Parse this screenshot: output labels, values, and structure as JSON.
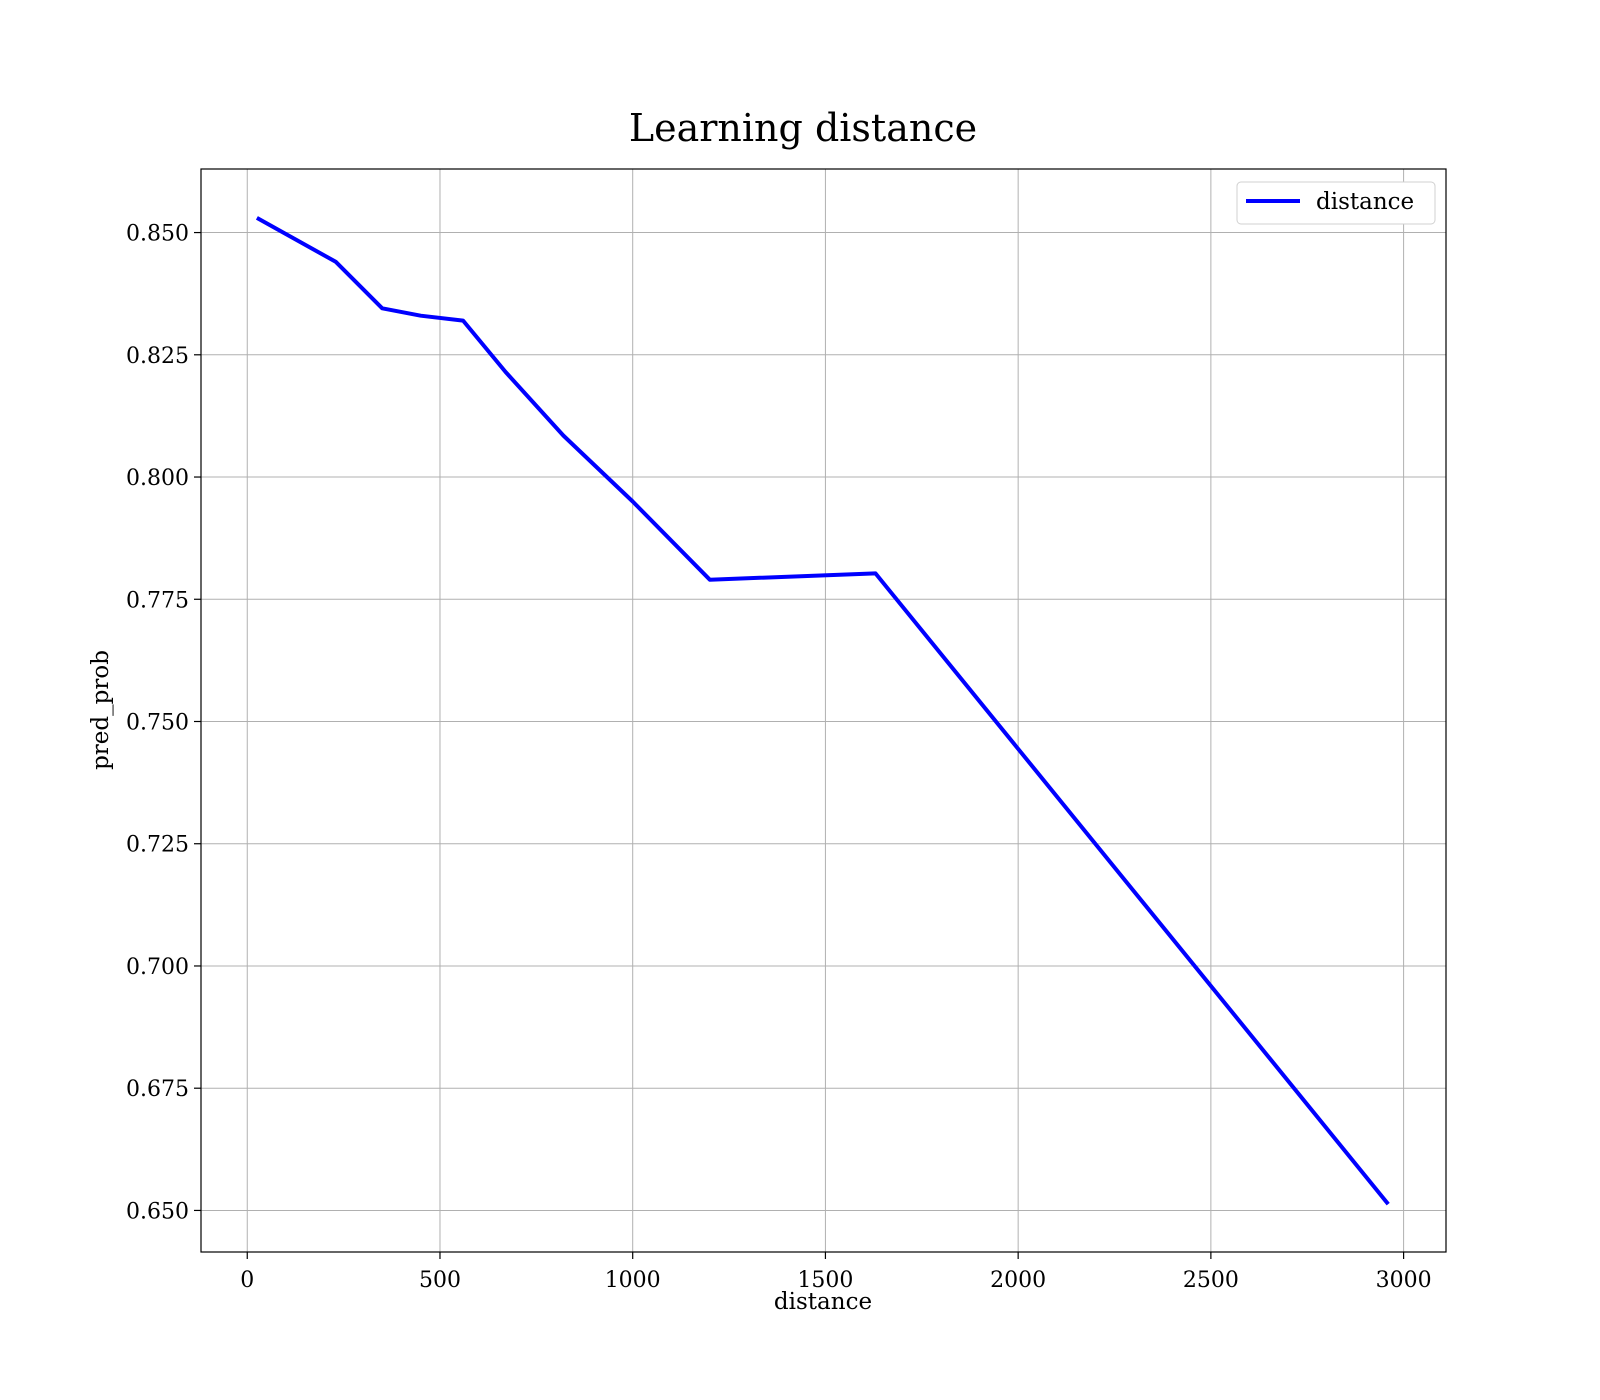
{
  "chart_data": {
    "type": "line",
    "title": "Learning distance",
    "xlabel": "distance",
    "ylabel": "pred_prob",
    "xlim": [
      -120,
      3110
    ],
    "ylim": [
      0.6415,
      0.863
    ],
    "xticks": [
      0,
      500,
      1000,
      1500,
      2000,
      2500,
      3000
    ],
    "yticks": [
      0.65,
      0.675,
      0.7,
      0.725,
      0.75,
      0.775,
      0.8,
      0.825,
      0.85
    ],
    "xtick_labels": [
      "0",
      "500",
      "1000",
      "1500",
      "2000",
      "2500",
      "3000"
    ],
    "ytick_labels": [
      "0.650",
      "0.675",
      "0.700",
      "0.725",
      "0.750",
      "0.775",
      "0.800",
      "0.825",
      "0.850"
    ],
    "grid": true,
    "legend": {
      "placement": "top-right",
      "entries": [
        "distance"
      ]
    },
    "series": [
      {
        "name": "distance",
        "color": "#0000ff",
        "x": [
          25,
          230,
          350,
          450,
          560,
          670,
          820,
          1000,
          1200,
          1630,
          2960
        ],
        "y": [
          0.853,
          0.844,
          0.8345,
          0.833,
          0.832,
          0.8215,
          0.8085,
          0.795,
          0.779,
          0.7803,
          0.6513
        ]
      }
    ]
  }
}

◆ **TASK GOAL**: Copy every line in the listing above where the string "distance" turns up.

◆ **RESPONSE BELOW**:
    "title": "Learning distance",
    "xlabel": "distance",
        "distance"
        "name": "distance",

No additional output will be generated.